REQUEST: It is required that all of the data be written out exactly.

RAW DATA:
+++
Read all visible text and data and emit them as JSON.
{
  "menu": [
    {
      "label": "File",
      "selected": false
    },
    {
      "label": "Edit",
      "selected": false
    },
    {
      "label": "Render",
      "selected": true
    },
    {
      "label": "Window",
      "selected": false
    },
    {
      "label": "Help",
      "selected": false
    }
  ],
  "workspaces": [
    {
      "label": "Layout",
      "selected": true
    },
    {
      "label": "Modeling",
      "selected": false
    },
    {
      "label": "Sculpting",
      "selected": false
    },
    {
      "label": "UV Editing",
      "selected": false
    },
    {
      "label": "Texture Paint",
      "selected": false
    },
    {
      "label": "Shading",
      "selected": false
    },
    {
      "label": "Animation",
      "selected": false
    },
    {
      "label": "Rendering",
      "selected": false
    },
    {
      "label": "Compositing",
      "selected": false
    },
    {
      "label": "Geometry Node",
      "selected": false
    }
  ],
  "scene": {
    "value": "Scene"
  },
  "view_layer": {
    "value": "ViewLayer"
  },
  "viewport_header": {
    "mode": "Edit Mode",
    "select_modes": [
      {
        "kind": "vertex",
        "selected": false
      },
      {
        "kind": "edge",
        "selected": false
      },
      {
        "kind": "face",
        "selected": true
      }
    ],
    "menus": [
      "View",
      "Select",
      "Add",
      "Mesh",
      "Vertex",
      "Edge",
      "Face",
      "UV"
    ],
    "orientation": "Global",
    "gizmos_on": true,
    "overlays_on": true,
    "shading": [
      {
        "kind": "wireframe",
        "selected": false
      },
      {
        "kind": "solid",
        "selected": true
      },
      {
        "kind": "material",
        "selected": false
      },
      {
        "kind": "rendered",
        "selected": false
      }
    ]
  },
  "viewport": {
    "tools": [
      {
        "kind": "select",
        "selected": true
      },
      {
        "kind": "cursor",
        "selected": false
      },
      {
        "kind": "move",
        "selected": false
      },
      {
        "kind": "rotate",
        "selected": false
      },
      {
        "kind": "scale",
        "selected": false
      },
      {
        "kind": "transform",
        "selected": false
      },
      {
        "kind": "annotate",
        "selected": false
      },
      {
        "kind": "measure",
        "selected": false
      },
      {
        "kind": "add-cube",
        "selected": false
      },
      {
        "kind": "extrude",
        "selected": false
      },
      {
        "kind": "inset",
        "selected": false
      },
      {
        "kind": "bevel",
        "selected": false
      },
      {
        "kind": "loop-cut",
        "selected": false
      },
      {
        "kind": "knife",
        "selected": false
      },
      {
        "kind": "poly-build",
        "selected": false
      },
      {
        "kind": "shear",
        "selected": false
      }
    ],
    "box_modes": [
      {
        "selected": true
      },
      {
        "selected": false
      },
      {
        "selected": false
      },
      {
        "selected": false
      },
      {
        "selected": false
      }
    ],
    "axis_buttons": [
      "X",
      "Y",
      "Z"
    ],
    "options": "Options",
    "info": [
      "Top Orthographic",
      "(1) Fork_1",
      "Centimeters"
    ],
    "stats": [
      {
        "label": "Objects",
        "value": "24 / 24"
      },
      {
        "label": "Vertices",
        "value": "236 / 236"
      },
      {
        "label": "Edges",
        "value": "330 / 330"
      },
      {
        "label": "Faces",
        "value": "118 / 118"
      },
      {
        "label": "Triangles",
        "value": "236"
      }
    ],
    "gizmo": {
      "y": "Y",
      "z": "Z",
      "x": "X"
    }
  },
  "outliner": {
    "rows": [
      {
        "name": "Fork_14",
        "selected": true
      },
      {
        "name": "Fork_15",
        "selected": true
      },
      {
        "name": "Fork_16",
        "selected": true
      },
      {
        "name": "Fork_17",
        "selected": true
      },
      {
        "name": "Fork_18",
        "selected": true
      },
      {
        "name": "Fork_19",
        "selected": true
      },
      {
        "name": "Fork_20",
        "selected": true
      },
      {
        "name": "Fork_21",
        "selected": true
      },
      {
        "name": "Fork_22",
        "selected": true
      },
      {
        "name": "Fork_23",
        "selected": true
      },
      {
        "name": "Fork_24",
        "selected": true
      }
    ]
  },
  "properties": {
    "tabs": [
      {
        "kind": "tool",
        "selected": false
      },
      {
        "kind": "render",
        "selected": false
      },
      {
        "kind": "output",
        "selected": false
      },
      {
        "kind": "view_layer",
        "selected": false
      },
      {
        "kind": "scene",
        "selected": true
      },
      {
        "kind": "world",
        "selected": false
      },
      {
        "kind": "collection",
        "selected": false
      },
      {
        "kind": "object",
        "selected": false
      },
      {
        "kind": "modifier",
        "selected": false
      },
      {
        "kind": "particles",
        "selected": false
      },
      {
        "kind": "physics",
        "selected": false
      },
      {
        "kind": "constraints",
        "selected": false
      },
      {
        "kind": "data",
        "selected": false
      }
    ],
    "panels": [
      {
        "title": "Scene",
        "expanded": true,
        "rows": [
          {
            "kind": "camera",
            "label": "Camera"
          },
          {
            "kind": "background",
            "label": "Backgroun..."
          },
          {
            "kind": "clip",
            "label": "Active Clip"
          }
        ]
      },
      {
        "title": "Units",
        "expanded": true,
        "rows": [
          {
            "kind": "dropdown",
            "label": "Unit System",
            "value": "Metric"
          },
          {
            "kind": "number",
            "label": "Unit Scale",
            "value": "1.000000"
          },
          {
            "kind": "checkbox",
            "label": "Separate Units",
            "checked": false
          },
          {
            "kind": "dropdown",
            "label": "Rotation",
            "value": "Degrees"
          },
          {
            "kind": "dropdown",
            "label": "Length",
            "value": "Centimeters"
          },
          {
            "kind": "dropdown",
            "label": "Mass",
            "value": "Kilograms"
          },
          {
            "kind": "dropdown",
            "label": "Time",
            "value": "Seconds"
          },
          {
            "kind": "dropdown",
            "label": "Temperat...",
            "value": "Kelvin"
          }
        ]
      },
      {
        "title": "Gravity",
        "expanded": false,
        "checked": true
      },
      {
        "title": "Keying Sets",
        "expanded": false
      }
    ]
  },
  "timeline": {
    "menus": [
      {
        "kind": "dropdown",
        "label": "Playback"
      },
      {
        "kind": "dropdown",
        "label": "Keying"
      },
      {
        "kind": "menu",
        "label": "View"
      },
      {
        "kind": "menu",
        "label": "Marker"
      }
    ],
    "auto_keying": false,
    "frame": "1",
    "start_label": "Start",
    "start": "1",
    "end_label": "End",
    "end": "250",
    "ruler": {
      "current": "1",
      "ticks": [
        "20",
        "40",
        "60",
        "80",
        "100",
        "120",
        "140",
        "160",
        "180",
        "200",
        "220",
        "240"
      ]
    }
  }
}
+++
OUTPUT BELOW:
Read all visible text and data and emit them as JSON.
{
  "menu": [
    {
      "label": "File",
      "selected": false
    },
    {
      "label": "Edit",
      "selected": false
    },
    {
      "label": "Render",
      "selected": true
    },
    {
      "label": "Window",
      "selected": false
    },
    {
      "label": "Help",
      "selected": false
    }
  ],
  "workspaces": [
    {
      "label": "Layout",
      "selected": true
    },
    {
      "label": "Modeling",
      "selected": false
    },
    {
      "label": "Sculpting",
      "selected": false
    },
    {
      "label": "UV Editing",
      "selected": false
    },
    {
      "label": "Texture Paint",
      "selected": false
    },
    {
      "label": "Shading",
      "selected": false
    },
    {
      "label": "Animation",
      "selected": false
    },
    {
      "label": "Rendering",
      "selected": false
    },
    {
      "label": "Compositing",
      "selected": false
    },
    {
      "label": "Geometry Node",
      "selected": false
    }
  ],
  "scene": {
    "value": "Scene"
  },
  "view_layer": {
    "value": "ViewLayer"
  },
  "viewport_header": {
    "mode": "Edit Mode",
    "select_modes": [
      {
        "kind": "vertex",
        "selected": false
      },
      {
        "kind": "edge",
        "selected": false
      },
      {
        "kind": "face",
        "selected": true
      }
    ],
    "menus": [
      "View",
      "Select",
      "Add",
      "Mesh",
      "Vertex",
      "Edge",
      "Face",
      "UV"
    ],
    "orientation": "Global",
    "gizmos_on": true,
    "overlays_on": true,
    "shading": [
      {
        "kind": "wireframe",
        "selected": false
      },
      {
        "kind": "solid",
        "selected": true
      },
      {
        "kind": "material",
        "selected": false
      },
      {
        "kind": "rendered",
        "selected": false
      }
    ]
  },
  "viewport": {
    "tools": [
      {
        "kind": "select",
        "selected": true
      },
      {
        "kind": "cursor",
        "selected": false
      },
      {
        "kind": "move",
        "selected": false
      },
      {
        "kind": "rotate",
        "selected": false
      },
      {
        "kind": "scale",
        "selected": false
      },
      {
        "kind": "transform",
        "selected": false
      },
      {
        "kind": "annotate",
        "selected": false
      },
      {
        "kind": "measure",
        "selected": false
      },
      {
        "kind": "add-cube",
        "selected": false
      },
      {
        "kind": "extrude",
        "selected": false
      },
      {
        "kind": "inset",
        "selected": false
      },
      {
        "kind": "bevel",
        "selected": false
      },
      {
        "kind": "loop-cut",
        "selected": false
      },
      {
        "kind": "knife",
        "selected": false
      },
      {
        "kind": "poly-build",
        "selected": false
      },
      {
        "kind": "shear",
        "selected": false
      }
    ],
    "box_modes": [
      {
        "selected": true
      },
      {
        "selected": false
      },
      {
        "selected": false
      },
      {
        "selected": false
      },
      {
        "selected": false
      }
    ],
    "axis_buttons": [
      "X",
      "Y",
      "Z"
    ],
    "options": "Options",
    "info": [
      "Top Orthographic",
      "(1) Fork_1",
      "Centimeters"
    ],
    "stats": [
      {
        "label": "Objects",
        "value": "24 / 24"
      },
      {
        "label": "Vertices",
        "value": "236 / 236"
      },
      {
        "label": "Edges",
        "value": "330 / 330"
      },
      {
        "label": "Faces",
        "value": "118 / 118"
      },
      {
        "label": "Triangles",
        "value": "236"
      }
    ],
    "gizmo": {
      "y": "Y",
      "z": "Z",
      "x": "X"
    }
  },
  "outliner": {
    "rows": [
      {
        "name": "Fork_14",
        "selected": true
      },
      {
        "name": "Fork_15",
        "selected": true
      },
      {
        "name": "Fork_16",
        "selected": true
      },
      {
        "name": "Fork_17",
        "selected": true
      },
      {
        "name": "Fork_18",
        "selected": true
      },
      {
        "name": "Fork_19",
        "selected": true
      },
      {
        "name": "Fork_20",
        "selected": true
      },
      {
        "name": "Fork_21",
        "selected": true
      },
      {
        "name": "Fork_22",
        "selected": true
      },
      {
        "name": "Fork_23",
        "selected": true
      },
      {
        "name": "Fork_24",
        "selected": true
      }
    ]
  },
  "properties": {
    "tabs": [
      {
        "kind": "tool",
        "selected": false
      },
      {
        "kind": "render",
        "selected": false
      },
      {
        "kind": "output",
        "selected": false
      },
      {
        "kind": "view_layer",
        "selected": false
      },
      {
        "kind": "scene",
        "selected": true
      },
      {
        "kind": "world",
        "selected": false
      },
      {
        "kind": "collection",
        "selected": false
      },
      {
        "kind": "object",
        "selected": false
      },
      {
        "kind": "modifier",
        "selected": false
      },
      {
        "kind": "particles",
        "selected": false
      },
      {
        "kind": "physics",
        "selected": false
      },
      {
        "kind": "constraints",
        "selected": false
      },
      {
        "kind": "data",
        "selected": false
      }
    ],
    "panels": [
      {
        "title": "Scene",
        "expanded": true,
        "rows": [
          {
            "kind": "camera",
            "label": "Camera"
          },
          {
            "kind": "background",
            "label": "Backgroun..."
          },
          {
            "kind": "clip",
            "label": "Active Clip"
          }
        ]
      },
      {
        "title": "Units",
        "expanded": true,
        "rows": [
          {
            "kind": "dropdown",
            "label": "Unit System",
            "value": "Metric"
          },
          {
            "kind": "number",
            "label": "Unit Scale",
            "value": "1.000000"
          },
          {
            "kind": "checkbox",
            "label": "Separate Units",
            "checked": false
          },
          {
            "kind": "dropdown",
            "label": "Rotation",
            "value": "Degrees"
          },
          {
            "kind": "dropdown",
            "label": "Length",
            "value": "Centimeters"
          },
          {
            "kind": "dropdown",
            "label": "Mass",
            "value": "Kilograms"
          },
          {
            "kind": "dropdown",
            "label": "Time",
            "value": "Seconds"
          },
          {
            "kind": "dropdown",
            "label": "Temperat...",
            "value": "Kelvin"
          }
        ]
      },
      {
        "title": "Gravity",
        "expanded": false,
        "checked": true
      },
      {
        "title": "Keying Sets",
        "expanded": false
      }
    ]
  },
  "timeline": {
    "menus": [
      {
        "kind": "dropdown",
        "label": "Playback"
      },
      {
        "kind": "dropdown",
        "label": "Keying"
      },
      {
        "kind": "menu",
        "label": "View"
      },
      {
        "kind": "menu",
        "label": "Marker"
      }
    ],
    "auto_keying": false,
    "frame": "1",
    "start_label": "Start",
    "start": "1",
    "end_label": "End",
    "end": "250",
    "ruler": {
      "current": "1",
      "ticks": [
        "20",
        "40",
        "60",
        "80",
        "100",
        "120",
        "140",
        "160",
        "180",
        "200",
        "220",
        "240"
      ]
    }
  }
}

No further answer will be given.